== Input rows
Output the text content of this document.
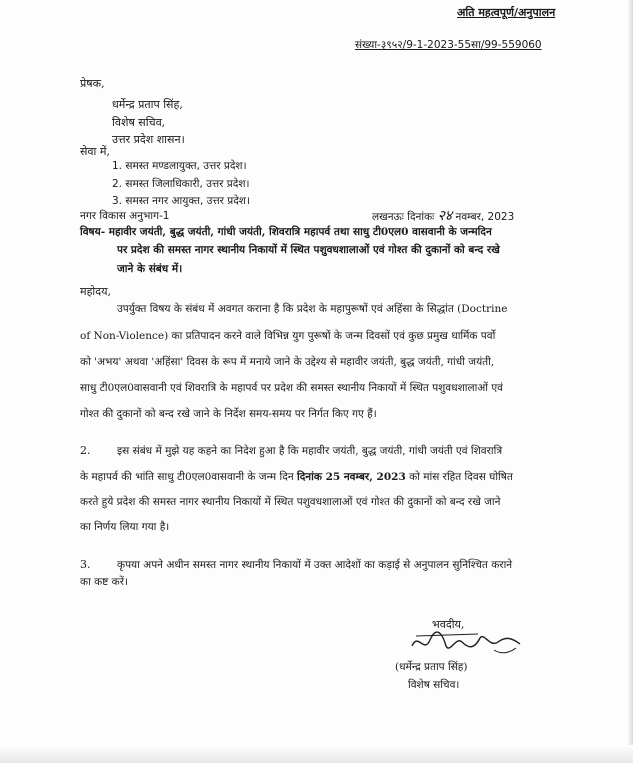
अति महत्वपूर्ण/अनुपालन
संख्या-३९५२/9-1-2023-55सा/99-559060
प्रेषक,
धर्मेन्द्र प्रताप सिंह,
विशेष सचिव,
उत्तर प्रदेश शासन।
सेवा में,
1. समस्त मण्डलायुक्त, उत्तर प्रदेश।
2. समस्त जिलाधिकारी, उत्तर प्रदेश।
3. समस्त नगर आयुक्त, उत्तर प्रदेश।
नगर विकास अनुभाग-1	लखनऊः दिनांकः २४ नवम्बर, 2023
विषय- महावीर जयंती, बुद्ध जयंती, गांधी जयंती, शिवरात्रि महापर्व तथा साधु टी0एल0 वासवानी के जन्मदिन
पर प्रदेश की समस्त नागर स्थानीय निकायों में स्थित पशुवधशालाओं एवं गोश्त की दुकानों को बन्द रखे
जाने के संबंध में।
महोदय,
उपर्युक्त विषय के संबंध में अवगत कराना है कि प्रदेश के महापुरूषों एवं अहिंसा के सिद्धांत (Doctrine
of Non-Violence) का प्रतिपादन करने वाले विभिन्न युग पुरूषों के जन्म दिवसों एवं कुछ प्रमुख धार्मिक पर्वो
को 'अभय' अथवा 'अहिंसा' दिवस के रूप में मनाये जाने के उद्देश्य से महावीर जयंती, बुद्ध जयंती, गांधी जयंती,
साधु टी0एल0वासवानी एवं शिवरात्रि के महापर्व पर प्रदेश की समस्त स्थानीय निकायों में स्थित पशुवधशालाओं एवं
गोश्त की दुकानों को बन्द रखे जाने के निर्देश समय-समय पर निर्गत किए गए हैं।
2.	इस संबंध में मुझे यह कहने का निदेश हुआ है कि महावीर जयंती, बुद्ध जयंती, गांधी जयंती एवं शिवरात्रि
के महापर्व की भांति साधु टी0एल0वासवानी के जन्म दिन दिनांक 25 नवम्बर, 2023 को मांस रहित दिवस घोषित
करते हुये प्रदेश की समस्त नागर स्थानीय निकायों में स्थित पशुवधशालाओं एवं गोश्त की दुकानों को बन्द रखे जाने
का निर्णय लिया गया है।
3.	कृपया अपने अधीन समस्त नागर स्थानीय निकायों में उक्त आदेशों का कड़ाई से अनुपालन सुनिश्चित कराने
का कष्ट करें।
भवदीय,
(धर्मेन्द्र प्रताप सिंह)
विशेष सचिव।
====
● **Task instructions**
Print the records above exactly as they stand, but leave out the pictures.

● **Exercise result**
Output the text content of this document.
अति महत्वपूर्ण/अनुपालन
संख्या-३९५२/9-1-2023-55सा/99-559060
प्रेषक,
धर्मेन्द्र प्रताप सिंह,
विशेष सचिव,
उत्तर प्रदेश शासन।
सेवा में,
1. समस्त मण्डलायुक्त, उत्तर प्रदेश।
2. समस्त जिलाधिकारी, उत्तर प्रदेश।
3. समस्त नगर आयुक्त, उत्तर प्रदेश।
नगर विकास अनुभाग-1	लखनऊः दिनांकः २४ नवम्बर, 2023
विषय- महावीर जयंती, बुद्ध जयंती, गांधी जयंती, शिवरात्रि महापर्व तथा साधु टी0एल0 वासवानी के जन्मदिन
पर प्रदेश की समस्त नागर स्थानीय निकायों में स्थित पशुवधशालाओं एवं गोश्त की दुकानों को बन्द रखे
जाने के संबंध में।
महोदय,
उपर्युक्त विषय के संबंध में अवगत कराना है कि प्रदेश के महापुरूषों एवं अहिंसा के सिद्धांत (Doctrine
of Non-Violence) का प्रतिपादन करने वाले विभिन्न युग पुरूषों के जन्म दिवसों एवं कुछ प्रमुख धार्मिक पर्वो
को 'अभय' अथवा 'अहिंसा' दिवस के रूप में मनाये जाने के उद्देश्य से महावीर जयंती, बुद्ध जयंती, गांधी जयंती,
साधु टी0एल0वासवानी एवं शिवरात्रि के महापर्व पर प्रदेश की समस्त स्थानीय निकायों में स्थित पशुवधशालाओं एवं
गोश्त की दुकानों को बन्द रखे जाने के निर्देश समय-समय पर निर्गत किए गए हैं।
2.	इस संबंध में मुझे यह कहने का निदेश हुआ है कि महावीर जयंती, बुद्ध जयंती, गांधी जयंती एवं शिवरात्रि
के महापर्व की भांति साधु टी0एल0वासवानी के जन्म दिन दिनांक 25 नवम्बर, 2023 को मांस रहित दिवस घोषित
करते हुये प्रदेश की समस्त नागर स्थानीय निकायों में स्थित पशुवधशालाओं एवं गोश्त की दुकानों को बन्द रखे जाने
का निर्णय लिया गया है।
3.	कृपया अपने अधीन समस्त नागर स्थानीय निकायों में उक्त आदेशों का कड़ाई से अनुपालन सुनिश्चित कराने
का कष्ट करें।
भवदीय,
(धर्मेन्द्र प्रताप सिंह)
विशेष सचिव।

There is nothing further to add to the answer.